■ MATERIALS PROVIDED:
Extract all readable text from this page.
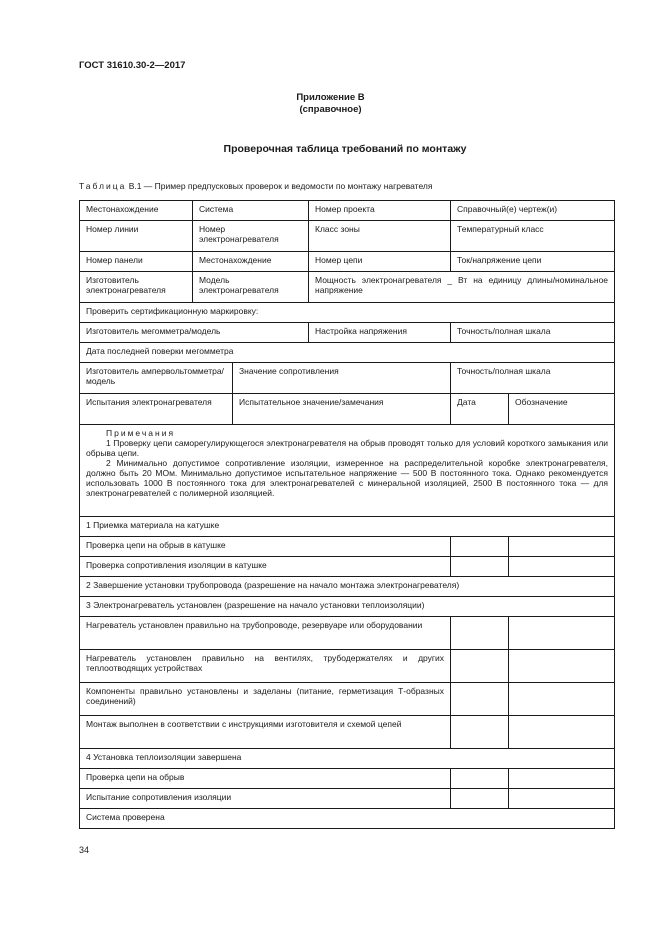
ГОСТ 31610.30-2—2017
Приложение В
(справочное)
Проверочная таблица требований по монтажу
Таблица В.1 — Пример предпусковых проверок и ведомости по монтажу нагревателя
Местонахождение	Система		Номер проекта	Справочный(е) чертеж(и)	
Номер линии	Номер электронагревателя		Класс зоны	Температурный класс	
Номер панели	Местонахождение		Номер цепи	Ток/напряжение цепи	
Изготовитель электронагревателя	Модель электронагревателя		Мощность электронагревателя _ Вт на единицу длины/номинальное напряжение		
Проверить сертификационную маркировку:					
Изготовитель мегомметра/модель			Настройка напряжения	Точность/полная шкала	
Дата последней поверки мегомметра					
Изготовитель ампервольтомметра/модель		Значение сопротивления		Точность/полная шкала	
Испытания электронагревателя		Испытательное значение/замечания		Дата	Обозначение

Примечания

1 Проверку цепи саморегулирующегося электронагревателя на обрыв проводят только для условий короткого замыкания или обрыва цепи.

2 Минимально допустимое сопротивление изоляции, измеренное на распределительной коробке электронагревателя, должно быть 20 МОм. Минимально допустимое испытательное напряжение — 500 В постоянного тока. Однако рекомендуется использовать 1000 В постоянного тока для электронагревателей с минеральной изоляцией, 2500 В постоянного тока — для электронагревателей с полимерной изоляцией.					

1 Приемка материала на катушке					
Проверка цепи на обрыв в катушке					
Проверка сопротивления изоляции в катушке					
2 Завершение установки трубопровода (разрешение на начало монтажа электронагревателя)					
3 Электронагреватель установлен (разрешение на начало установки теплоизоляции)					
Нагреватель установлен правильно на трубопроводе, резервуаре или оборудовании					
Нагреватель установлен правильно на вентилях, трубодержателях и других теплоотводящих устройствах					
Компоненты правильно установлены и заделаны (питание, герметизация Т-образных соединений)					
Монтаж выполнен в соответствии с инструкциями изготовителя и схемой цепей					
4 Установка теплоизоляции завершена					
Проверка цепи на обрыв					
Испытание сопротивления изоляции					
Система проверена					
34
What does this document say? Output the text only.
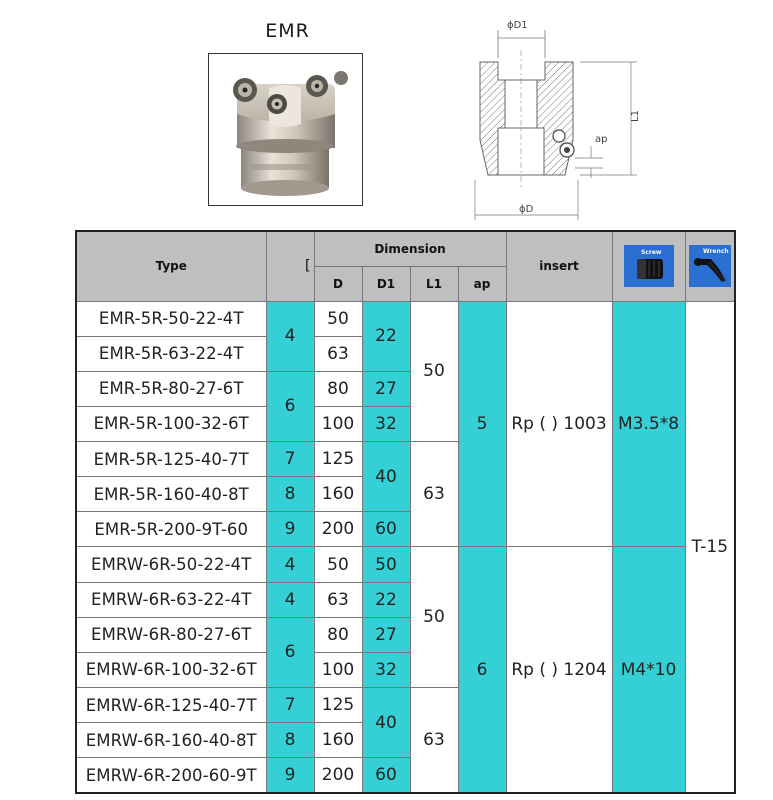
EMR	ϕD1
L1
ap
ϕD
Type	[	Dimension				insert	Screw	Wrench

		D	D1	L1	ap			
EMR-5R-50-22-4T	4	50	22	50	5	Rp ( ) 1003	M3.5*8	T-15
EMR-5R-63-22-4T		63						
EMR-5R-80-27-6T	6	80	27					
EMR-5R-100-32-6T		100	32					
EMR-5R-125-40-7T	7	125	40	63				
EMR-5R-160-40-8T	8	160						
EMR-5R-200-9T-60	9	200	60					
EMRW-6R-50-22-4T	4	50	50	50	6	Rp ( ) 1204	M4*10	
EMRW-6R-63-22-4T	4	63	22					
EMRW-6R-80-27-6T	6	80	27					
EMRW-6R-100-32-6T		100	32					
EMRW-6R-125-40-7T	7	125	40	63				
EMRW-6R-160-40-8T	8	160						
EMRW-6R-200-60-9T	9	200	60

■ THE REQUEST: Look through the entries above and report the number of lines that contain "Проверка". Write only the number.

■ OUTPUT FOR THIS TASK: 3